Your objective
Copy out all the lines in the records that include the word "книгах".

Records provided
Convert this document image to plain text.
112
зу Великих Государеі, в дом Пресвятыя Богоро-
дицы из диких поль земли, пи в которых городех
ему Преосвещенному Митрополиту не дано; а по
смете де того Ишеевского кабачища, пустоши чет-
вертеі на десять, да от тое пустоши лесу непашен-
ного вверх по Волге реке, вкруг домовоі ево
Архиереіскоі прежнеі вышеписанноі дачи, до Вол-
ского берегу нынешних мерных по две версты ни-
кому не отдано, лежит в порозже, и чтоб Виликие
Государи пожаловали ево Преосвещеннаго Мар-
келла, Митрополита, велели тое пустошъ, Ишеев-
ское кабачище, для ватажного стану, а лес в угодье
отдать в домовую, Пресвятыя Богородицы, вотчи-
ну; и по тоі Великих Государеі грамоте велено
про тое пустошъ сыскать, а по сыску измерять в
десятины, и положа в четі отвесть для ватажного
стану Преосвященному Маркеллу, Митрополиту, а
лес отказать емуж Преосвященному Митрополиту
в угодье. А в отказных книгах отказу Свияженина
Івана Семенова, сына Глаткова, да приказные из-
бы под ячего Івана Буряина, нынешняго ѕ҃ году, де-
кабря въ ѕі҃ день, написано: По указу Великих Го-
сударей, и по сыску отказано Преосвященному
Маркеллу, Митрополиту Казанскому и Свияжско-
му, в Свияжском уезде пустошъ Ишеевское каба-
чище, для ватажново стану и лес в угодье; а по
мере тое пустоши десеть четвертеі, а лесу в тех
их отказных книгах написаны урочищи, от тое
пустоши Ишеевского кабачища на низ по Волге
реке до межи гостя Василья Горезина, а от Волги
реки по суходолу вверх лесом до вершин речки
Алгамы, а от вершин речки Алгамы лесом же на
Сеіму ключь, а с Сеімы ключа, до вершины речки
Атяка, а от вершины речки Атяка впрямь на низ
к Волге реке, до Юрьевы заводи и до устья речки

Task response
в угодье. А в отказных книгах отказу Свияженина
их отказных книгах написаны урочищи, от тое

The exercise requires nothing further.